Stored entries
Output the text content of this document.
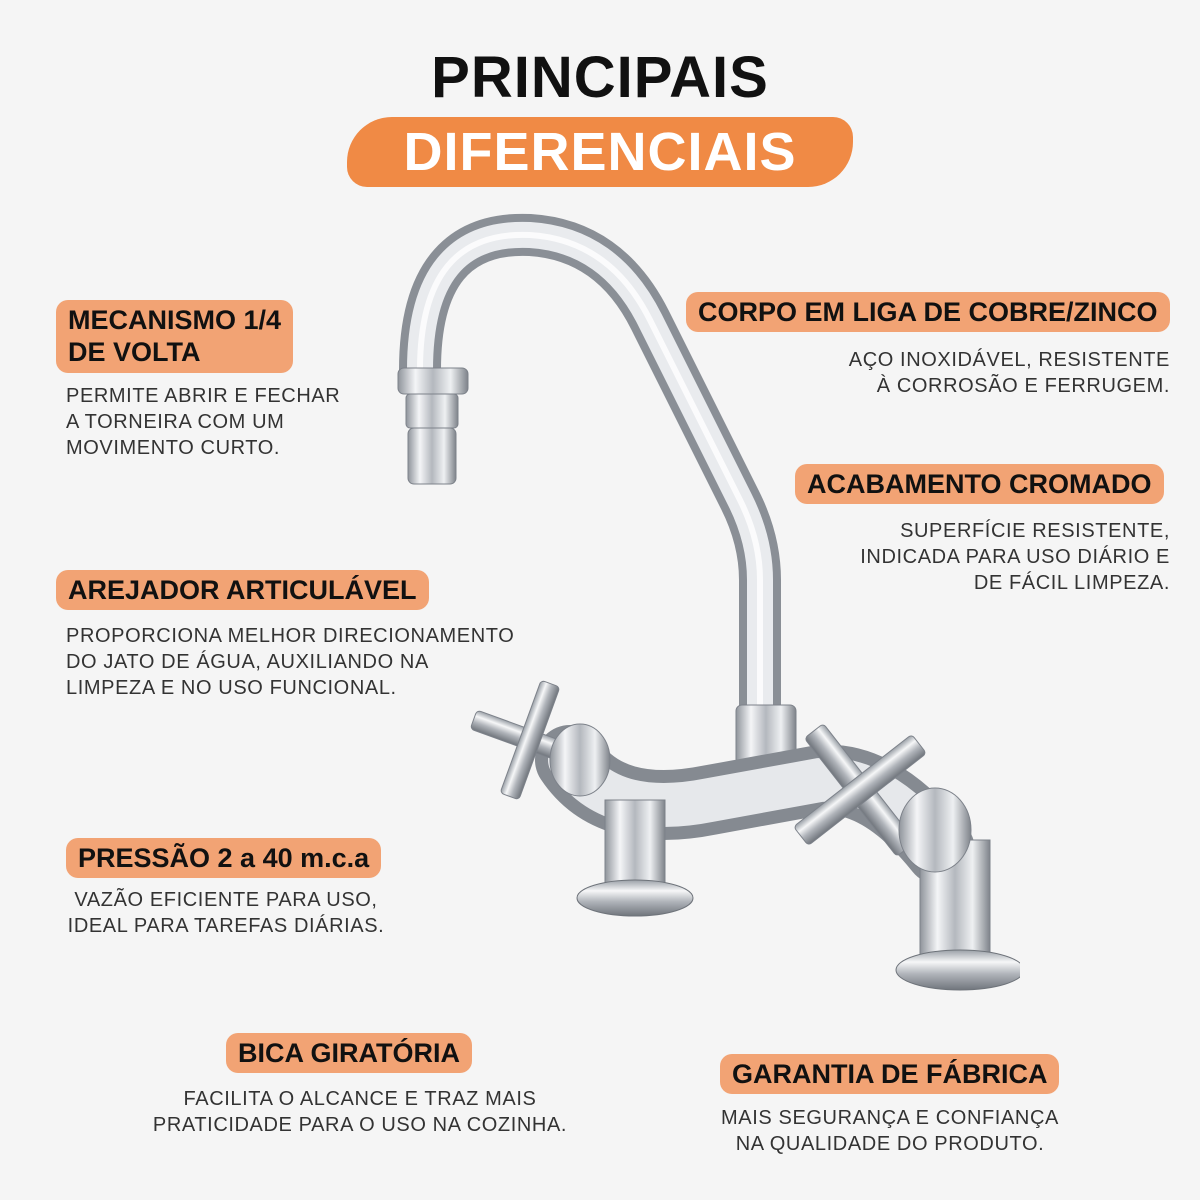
PRINCIPAIS
DIFERENCIAIS
MECANISMO 1/4
DE VOLTA
PERMITE ABRIR E FECHAR
A TORNEIRA COM UM
MOVIMENTO CURTO.
AREJADOR ARTICULÁVEL
PROPORCIONA MELHOR DIRECIONAMENTO
DO JATO DE ÁGUA, AUXILIANDO NA
LIMPEZA E NO USO FUNCIONAL.
PRESSÃO 2 a 40 m.c.a
VAZÃO EFICIENTE PARA USO,
IDEAL PARA TAREFAS DIÁRIAS.
BICA GIRATÓRIA
FACILITA O ALCANCE E TRAZ MAIS
PRATICIDADE PARA O USO NA COZINHA.
CORPO EM LIGA DE COBRE/ZINCO
AÇO INOXIDÁVEL, RESISTENTE
À CORROSÃO E FERRUGEM.
ACABAMENTO CROMADO
SUPERFÍCIE RESISTENTE,
INDICADA PARA USO DIÁRIO E
DE FÁCIL LIMPEZA.
GARANTIA DE FÁBRICA
MAIS SEGURANÇA E CONFIANÇA
NA QUALIDADE DO PRODUTO.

● **WHAT THE EXERCISE ASKS**
Omit the pictures. Output every record above word for word.

● **FULL SOLUTION**
Output the text content of this document.
PRINCIPAIS
DIFERENCIAIS
MECANISMO 1/4
DE VOLTA
PERMITE ABRIR E FECHAR
A TORNEIRA COM UM
MOVIMENTO CURTO.
AREJADOR ARTICULÁVEL
PROPORCIONA MELHOR DIRECIONAMENTO
DO JATO DE ÁGUA, AUXILIANDO NA
LIMPEZA E NO USO FUNCIONAL.
PRESSÃO 2 a 40 m.c.a
VAZÃO EFICIENTE PARA USO,
IDEAL PARA TAREFAS DIÁRIAS.
BICA GIRATÓRIA
FACILITA O ALCANCE E TRAZ MAIS
PRATICIDADE PARA O USO NA COZINHA.
CORPO EM LIGA DE COBRE/ZINCO
AÇO INOXIDÁVEL, RESISTENTE
À CORROSÃO E FERRUGEM.
ACABAMENTO CROMADO
SUPERFÍCIE RESISTENTE,
INDICADA PARA USO DIÁRIO E
DE FÁCIL LIMPEZA.
GARANTIA DE FÁBRICA
MAIS SEGURANÇA E CONFIANÇA
NA QUALIDADE DO PRODUTO.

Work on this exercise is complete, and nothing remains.